**Data to use:**

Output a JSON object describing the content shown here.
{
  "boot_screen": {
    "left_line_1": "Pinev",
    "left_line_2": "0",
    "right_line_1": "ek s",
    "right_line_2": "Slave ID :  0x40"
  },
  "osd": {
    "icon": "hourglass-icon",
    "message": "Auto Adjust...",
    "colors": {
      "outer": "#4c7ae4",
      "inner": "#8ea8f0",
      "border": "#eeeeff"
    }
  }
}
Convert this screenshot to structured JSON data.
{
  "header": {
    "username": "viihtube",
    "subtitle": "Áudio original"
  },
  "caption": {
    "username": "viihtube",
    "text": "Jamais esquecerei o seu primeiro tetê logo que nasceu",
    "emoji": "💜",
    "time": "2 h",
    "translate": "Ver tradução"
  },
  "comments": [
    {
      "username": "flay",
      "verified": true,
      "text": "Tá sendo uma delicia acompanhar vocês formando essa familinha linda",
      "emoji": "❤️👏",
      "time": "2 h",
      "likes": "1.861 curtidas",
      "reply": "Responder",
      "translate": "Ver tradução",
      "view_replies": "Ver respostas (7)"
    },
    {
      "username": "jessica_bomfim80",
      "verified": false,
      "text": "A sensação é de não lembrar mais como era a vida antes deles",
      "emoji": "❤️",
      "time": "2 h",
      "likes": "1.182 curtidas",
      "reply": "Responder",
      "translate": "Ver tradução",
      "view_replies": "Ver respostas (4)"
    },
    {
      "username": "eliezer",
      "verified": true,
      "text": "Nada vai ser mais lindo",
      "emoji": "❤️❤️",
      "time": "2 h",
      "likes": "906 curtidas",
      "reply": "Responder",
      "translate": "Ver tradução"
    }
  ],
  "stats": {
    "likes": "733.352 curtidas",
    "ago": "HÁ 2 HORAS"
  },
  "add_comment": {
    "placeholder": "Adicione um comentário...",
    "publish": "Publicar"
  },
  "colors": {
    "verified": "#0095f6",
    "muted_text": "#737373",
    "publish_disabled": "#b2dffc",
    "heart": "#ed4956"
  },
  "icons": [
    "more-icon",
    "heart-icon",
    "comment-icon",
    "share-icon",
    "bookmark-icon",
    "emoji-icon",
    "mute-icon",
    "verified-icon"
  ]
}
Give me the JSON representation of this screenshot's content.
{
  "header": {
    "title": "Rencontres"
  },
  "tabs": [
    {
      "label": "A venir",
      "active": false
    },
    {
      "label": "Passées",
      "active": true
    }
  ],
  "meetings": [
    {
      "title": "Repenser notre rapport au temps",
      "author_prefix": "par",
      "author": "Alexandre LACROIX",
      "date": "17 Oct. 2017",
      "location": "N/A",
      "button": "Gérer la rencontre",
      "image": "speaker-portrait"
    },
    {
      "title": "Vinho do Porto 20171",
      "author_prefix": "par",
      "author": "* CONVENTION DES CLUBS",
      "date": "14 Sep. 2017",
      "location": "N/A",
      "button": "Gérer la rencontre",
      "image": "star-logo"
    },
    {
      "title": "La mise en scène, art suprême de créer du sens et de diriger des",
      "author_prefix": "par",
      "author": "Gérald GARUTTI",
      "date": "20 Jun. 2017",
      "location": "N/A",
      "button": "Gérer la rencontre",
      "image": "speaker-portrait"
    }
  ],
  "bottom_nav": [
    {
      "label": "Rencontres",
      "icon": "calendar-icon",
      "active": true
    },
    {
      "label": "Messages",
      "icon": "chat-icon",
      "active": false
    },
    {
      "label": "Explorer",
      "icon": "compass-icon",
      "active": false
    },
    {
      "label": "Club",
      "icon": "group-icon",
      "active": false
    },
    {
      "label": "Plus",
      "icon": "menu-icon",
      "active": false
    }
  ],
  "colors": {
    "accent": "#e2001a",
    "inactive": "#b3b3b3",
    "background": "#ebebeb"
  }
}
...
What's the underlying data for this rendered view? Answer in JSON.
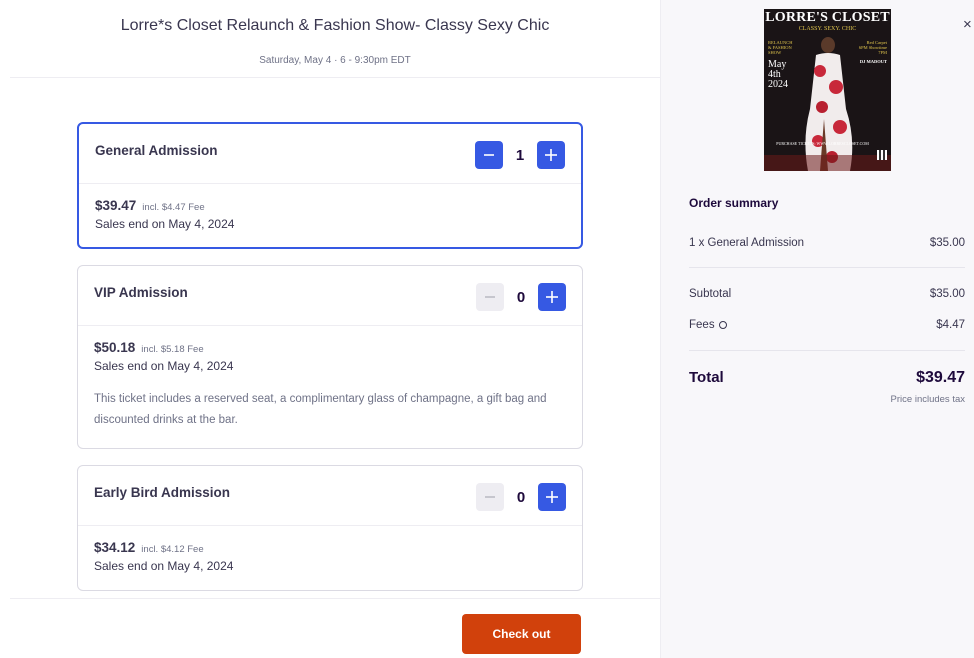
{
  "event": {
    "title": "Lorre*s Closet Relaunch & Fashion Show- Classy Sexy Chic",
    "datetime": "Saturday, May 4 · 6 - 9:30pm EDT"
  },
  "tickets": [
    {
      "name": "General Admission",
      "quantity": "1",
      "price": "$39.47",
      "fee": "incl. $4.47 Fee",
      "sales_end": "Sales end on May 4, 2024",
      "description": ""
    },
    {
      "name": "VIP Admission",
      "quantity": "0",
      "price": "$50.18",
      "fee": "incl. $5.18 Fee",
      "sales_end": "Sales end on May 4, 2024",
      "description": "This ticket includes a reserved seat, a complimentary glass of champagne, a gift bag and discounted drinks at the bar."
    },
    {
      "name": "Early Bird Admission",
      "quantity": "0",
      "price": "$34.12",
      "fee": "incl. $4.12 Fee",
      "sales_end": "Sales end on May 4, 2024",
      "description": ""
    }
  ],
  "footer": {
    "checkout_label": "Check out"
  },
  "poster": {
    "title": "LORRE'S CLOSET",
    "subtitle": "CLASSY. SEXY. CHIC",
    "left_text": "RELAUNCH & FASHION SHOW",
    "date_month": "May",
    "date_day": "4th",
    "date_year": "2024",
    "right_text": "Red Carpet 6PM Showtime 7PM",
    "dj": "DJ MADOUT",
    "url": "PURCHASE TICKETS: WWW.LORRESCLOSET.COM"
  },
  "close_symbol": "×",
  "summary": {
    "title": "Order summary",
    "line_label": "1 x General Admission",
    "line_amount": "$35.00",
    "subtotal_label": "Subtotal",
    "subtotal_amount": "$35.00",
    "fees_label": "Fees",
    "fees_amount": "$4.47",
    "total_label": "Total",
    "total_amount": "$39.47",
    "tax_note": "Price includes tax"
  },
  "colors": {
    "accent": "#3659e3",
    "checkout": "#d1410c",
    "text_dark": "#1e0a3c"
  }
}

**Exercise goal:** Looking at the records above, say how many lines hold the string "respostas". Write nothing but the number.

**Result:** 2